Written problem: Each line that holds the word "Pistons" should be returned.
####################
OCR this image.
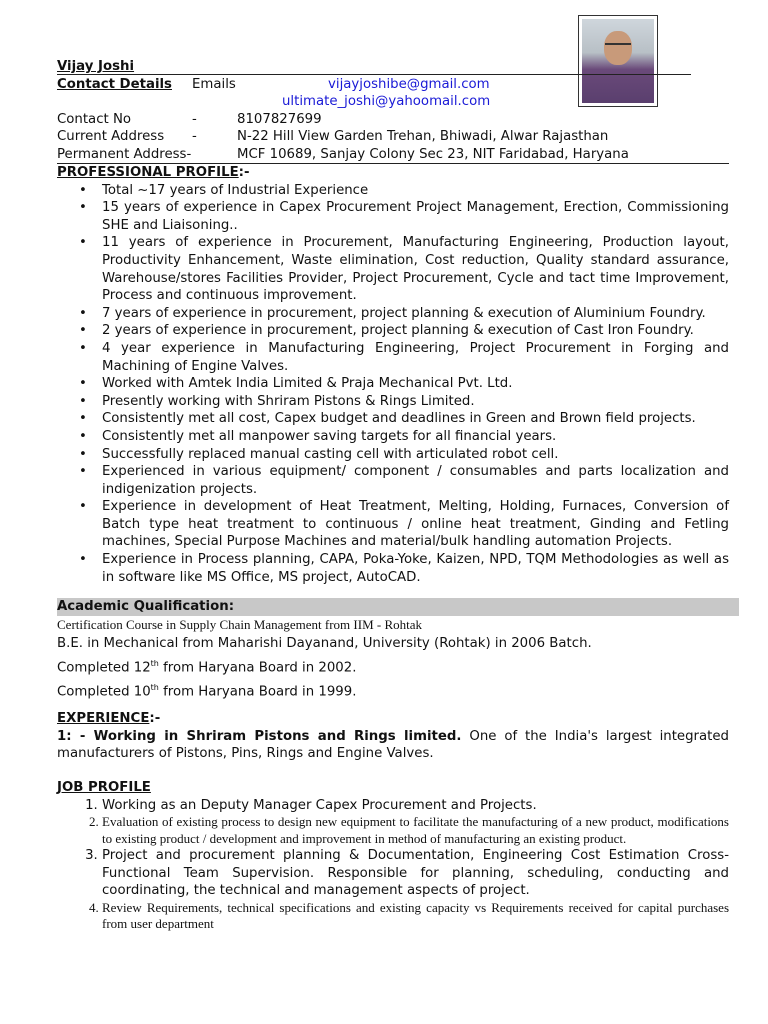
Vijay Joshi
Contact Details	Emails	vijayjoshibe@gmail.com
ultimate_joshi@yahoomail.com
Contact No	-	8107827699
Current Address	-	N-22 Hill View Garden Trehan, Bhiwadi, Alwar Rajasthan
Permanent Address-	MCF 10689, Sanjay Colony Sec 23, NIT Faridabad, Haryana
PROFESSIONAL PROFILE:-
• Total ~17 years of Industrial Experience
• 15 years of experience in Capex Procurement Project Management, Erection, Commissioning SHE and Liaisoning..
• 11 years of experience in Procurement, Manufacturing Engineering, Production layout, Productivity Enhancement, Waste elimination, Cost reduction, Quality standard assurance, Warehouse/stores Facilities Provider, Project Procurement, Cycle and tact time Improvement, Process and continuous improvement.
• 7 years of experience in procurement, project planning & execution of Aluminium Foundry.
• 2 years of experience in procurement, project planning & execution of Cast Iron Foundry.
• 4 year experience in Manufacturing Engineering, Project Procurement in Forging and Machining of Engine Valves.
• Worked with Amtek India Limited & Praja Mechanical Pvt. Ltd.
• Presently working with Shriram Pistons & Rings Limited.
• Consistently met all cost, Capex budget and deadlines in Green and Brown field projects.
• Consistently met all manpower saving targets for all financial years.
• Successfully replaced manual casting cell with articulated robot cell.
• Experienced in various equipment/ component / consumables and parts localization and indigenization projects.
• Experience in development of Heat Treatment, Melting, Holding, Furnaces, Conversion of Batch type heat treatment to continuous / online heat treatment, Ginding and Fetling machines, Special Purpose Machines and material/bulk handling automation Projects.
• Experience in Process planning, CAPA, Poka-Yoke, Kaizen, NPD, TQM Methodologies as well as in software like MS Office, MS project, AutoCAD.
Academic Qualification:
Certification Course in Supply Chain Management from IIM - Rohtak
B.E. in Mechanical from Maharishi Dayanand, University (Rohtak) in 2006 Batch.
Completed 12th from Haryana Board in 2002.
Completed 10th from Haryana Board in 1999.
EXPERIENCE:-
1: - Working in Shriram Pistons and Rings limited. One of the India's largest integrated manufacturers of Pistons, Pins, Rings and Engine Valves.
JOB PROFILE
1. Working as an Deputy Manager Capex Procurement and Projects.
2. Evaluation of existing process to design new equipment to facilitate the manufacturing of a new product, modifications to existing product / development and improvement in method of manufacturing an existing product.
3. Project and procurement planning & Documentation, Engineering Cost Estimation Cross-Functional Team Supervision. Responsible for planning, scheduling, conducting and coordinating, the technical and management aspects of project.
4. Review Requirements, technical specifications and existing capacity vs Requirements received for capital purchases from user department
####################
Written answer:
• Presently working with Shriram Pistons & Rings Limited.
1: - Working in Shriram Pistons and Rings limited. One of the India's largest integrated manufacturers of Pistons, Pins, Rings and Engine Valves.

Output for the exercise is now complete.